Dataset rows
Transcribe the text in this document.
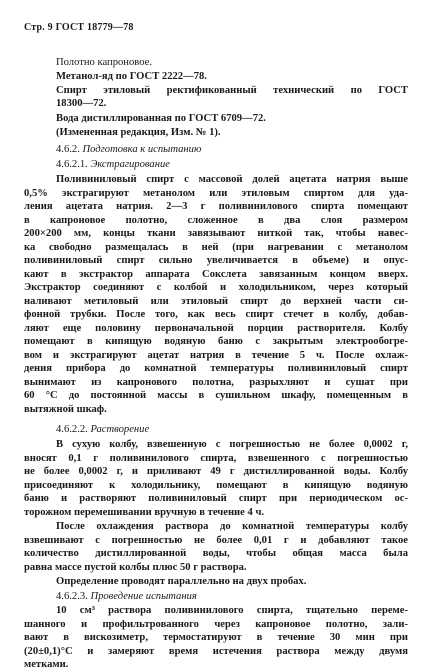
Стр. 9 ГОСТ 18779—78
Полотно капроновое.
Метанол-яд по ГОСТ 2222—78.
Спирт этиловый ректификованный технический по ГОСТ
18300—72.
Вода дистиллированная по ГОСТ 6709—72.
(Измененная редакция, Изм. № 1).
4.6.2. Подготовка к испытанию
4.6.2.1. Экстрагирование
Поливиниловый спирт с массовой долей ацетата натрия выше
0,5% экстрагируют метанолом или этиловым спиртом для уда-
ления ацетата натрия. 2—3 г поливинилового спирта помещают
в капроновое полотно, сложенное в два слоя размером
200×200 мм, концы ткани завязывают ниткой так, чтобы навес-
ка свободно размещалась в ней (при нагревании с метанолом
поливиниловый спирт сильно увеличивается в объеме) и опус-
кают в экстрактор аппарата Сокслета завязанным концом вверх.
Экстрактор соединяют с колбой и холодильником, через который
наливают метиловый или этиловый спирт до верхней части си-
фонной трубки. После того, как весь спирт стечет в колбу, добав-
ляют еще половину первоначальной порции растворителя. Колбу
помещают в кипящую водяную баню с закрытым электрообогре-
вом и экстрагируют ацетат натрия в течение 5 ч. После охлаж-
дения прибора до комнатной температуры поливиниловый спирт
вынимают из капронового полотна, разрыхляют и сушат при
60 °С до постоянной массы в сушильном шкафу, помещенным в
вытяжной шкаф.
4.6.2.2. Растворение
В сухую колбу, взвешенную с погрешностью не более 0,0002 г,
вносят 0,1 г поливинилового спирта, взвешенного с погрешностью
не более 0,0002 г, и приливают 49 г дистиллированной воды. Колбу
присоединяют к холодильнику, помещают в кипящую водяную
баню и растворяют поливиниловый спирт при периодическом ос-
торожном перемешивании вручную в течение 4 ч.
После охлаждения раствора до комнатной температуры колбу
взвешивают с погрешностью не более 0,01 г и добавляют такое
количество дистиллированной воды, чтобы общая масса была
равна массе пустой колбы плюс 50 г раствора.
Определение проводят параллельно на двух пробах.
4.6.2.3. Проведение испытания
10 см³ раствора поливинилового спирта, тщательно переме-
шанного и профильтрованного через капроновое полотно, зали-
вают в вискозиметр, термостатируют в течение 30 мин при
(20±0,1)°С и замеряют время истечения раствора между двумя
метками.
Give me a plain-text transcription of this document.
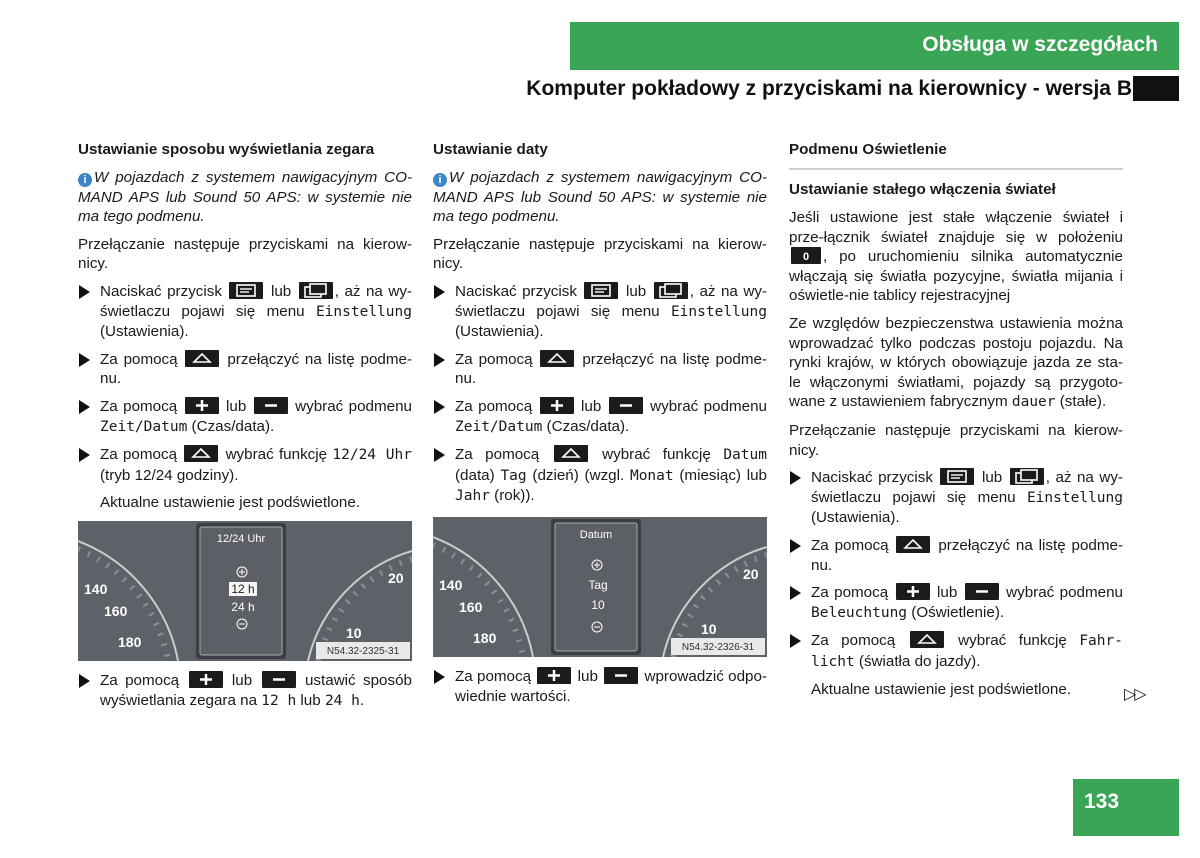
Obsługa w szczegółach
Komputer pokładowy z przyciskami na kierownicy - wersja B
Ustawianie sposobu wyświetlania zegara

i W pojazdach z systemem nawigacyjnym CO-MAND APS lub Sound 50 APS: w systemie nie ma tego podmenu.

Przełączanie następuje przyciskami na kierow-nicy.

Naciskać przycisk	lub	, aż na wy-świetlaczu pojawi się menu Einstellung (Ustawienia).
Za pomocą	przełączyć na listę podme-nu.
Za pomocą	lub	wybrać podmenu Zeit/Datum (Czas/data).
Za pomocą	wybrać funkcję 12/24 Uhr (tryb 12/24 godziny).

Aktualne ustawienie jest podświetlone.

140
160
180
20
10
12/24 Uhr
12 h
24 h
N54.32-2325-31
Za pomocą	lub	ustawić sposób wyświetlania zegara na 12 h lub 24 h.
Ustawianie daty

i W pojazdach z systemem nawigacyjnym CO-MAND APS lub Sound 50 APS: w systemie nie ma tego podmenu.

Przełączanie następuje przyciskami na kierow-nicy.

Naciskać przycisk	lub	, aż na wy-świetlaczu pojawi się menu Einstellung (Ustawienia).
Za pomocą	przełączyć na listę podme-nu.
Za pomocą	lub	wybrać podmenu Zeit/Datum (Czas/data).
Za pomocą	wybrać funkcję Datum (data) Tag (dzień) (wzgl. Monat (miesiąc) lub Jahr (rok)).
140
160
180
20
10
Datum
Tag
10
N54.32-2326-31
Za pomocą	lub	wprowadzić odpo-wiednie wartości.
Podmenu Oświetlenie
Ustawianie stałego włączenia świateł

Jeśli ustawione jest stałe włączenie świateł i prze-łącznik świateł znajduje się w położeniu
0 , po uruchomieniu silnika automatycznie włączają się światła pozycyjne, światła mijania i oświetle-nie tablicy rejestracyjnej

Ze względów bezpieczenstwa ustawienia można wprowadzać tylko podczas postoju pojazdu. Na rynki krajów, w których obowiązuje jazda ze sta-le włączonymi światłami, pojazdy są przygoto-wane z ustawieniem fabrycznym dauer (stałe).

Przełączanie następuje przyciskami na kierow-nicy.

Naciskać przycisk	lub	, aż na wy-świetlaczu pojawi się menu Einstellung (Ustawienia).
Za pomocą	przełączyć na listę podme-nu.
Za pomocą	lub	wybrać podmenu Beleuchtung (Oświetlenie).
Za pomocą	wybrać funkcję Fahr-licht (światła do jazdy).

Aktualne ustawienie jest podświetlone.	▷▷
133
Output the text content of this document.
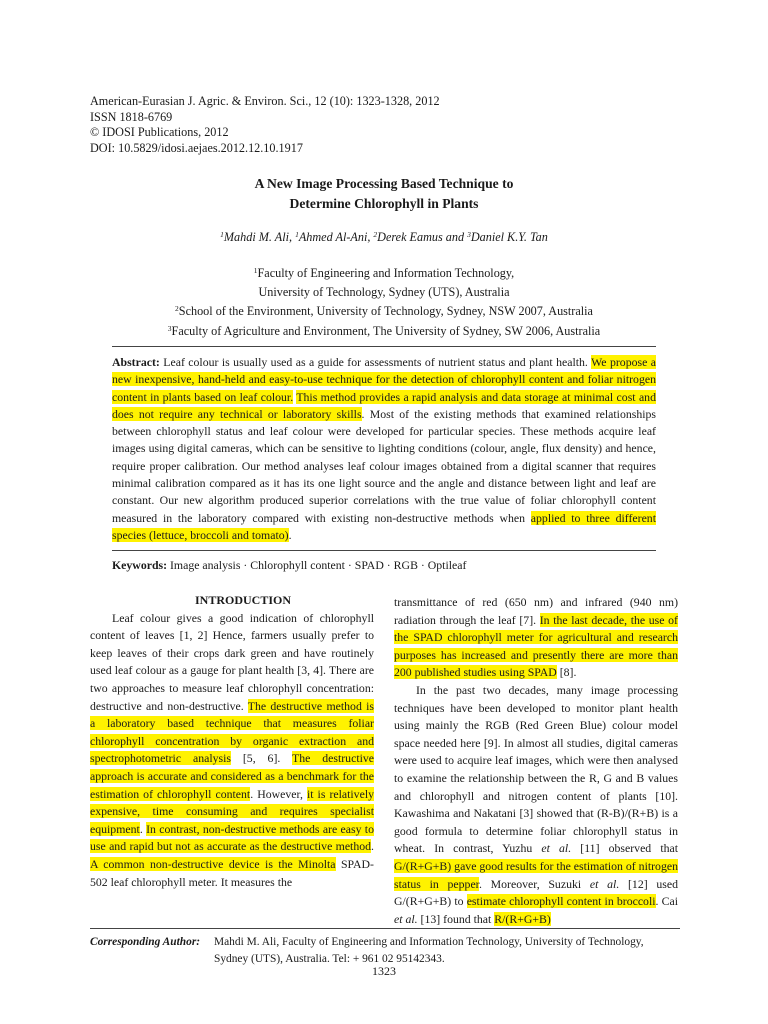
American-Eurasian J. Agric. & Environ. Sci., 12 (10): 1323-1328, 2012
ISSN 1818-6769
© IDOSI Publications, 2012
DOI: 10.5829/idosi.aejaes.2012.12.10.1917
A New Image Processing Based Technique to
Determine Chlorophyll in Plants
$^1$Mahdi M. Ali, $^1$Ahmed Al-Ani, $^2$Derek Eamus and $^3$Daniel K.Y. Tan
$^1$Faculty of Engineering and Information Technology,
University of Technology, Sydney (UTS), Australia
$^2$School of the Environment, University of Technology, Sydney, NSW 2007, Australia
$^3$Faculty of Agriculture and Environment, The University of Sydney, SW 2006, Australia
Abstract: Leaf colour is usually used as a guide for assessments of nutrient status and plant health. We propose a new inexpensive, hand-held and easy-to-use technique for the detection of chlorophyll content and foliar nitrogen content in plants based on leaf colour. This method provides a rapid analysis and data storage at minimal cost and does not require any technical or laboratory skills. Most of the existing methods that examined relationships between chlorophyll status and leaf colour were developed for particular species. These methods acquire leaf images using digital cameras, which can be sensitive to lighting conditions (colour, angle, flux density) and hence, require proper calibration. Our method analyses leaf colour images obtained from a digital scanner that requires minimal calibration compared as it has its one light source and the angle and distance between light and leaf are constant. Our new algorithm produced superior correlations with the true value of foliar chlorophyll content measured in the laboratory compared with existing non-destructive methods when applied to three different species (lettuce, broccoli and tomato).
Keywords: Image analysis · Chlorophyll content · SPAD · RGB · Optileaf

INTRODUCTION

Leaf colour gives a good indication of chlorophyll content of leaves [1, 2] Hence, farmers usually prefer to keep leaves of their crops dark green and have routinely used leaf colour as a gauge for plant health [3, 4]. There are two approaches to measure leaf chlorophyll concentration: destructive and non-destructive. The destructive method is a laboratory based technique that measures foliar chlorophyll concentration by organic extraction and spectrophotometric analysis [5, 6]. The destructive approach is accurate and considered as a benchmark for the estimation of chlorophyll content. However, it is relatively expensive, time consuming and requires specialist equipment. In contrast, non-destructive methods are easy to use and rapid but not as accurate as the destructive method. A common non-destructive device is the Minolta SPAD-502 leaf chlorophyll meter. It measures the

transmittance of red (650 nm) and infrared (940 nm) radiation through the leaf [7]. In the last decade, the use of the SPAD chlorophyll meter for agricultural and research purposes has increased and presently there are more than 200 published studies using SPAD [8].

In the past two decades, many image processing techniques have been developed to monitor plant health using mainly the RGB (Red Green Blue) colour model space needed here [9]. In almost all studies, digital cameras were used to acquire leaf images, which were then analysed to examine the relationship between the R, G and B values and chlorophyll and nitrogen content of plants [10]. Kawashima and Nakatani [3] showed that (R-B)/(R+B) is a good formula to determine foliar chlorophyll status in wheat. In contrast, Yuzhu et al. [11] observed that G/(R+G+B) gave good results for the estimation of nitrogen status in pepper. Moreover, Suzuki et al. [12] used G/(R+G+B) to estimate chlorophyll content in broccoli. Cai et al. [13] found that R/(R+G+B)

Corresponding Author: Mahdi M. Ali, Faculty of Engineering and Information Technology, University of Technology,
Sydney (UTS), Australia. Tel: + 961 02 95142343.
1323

Stated exercise
Gather up, from the records above, each line where the word "баню" appears.

Written solution
помещают в кипящую водяную баню с закрытым электрообогре-
баню и растворяют поливиниловый спирт при периодическом ос-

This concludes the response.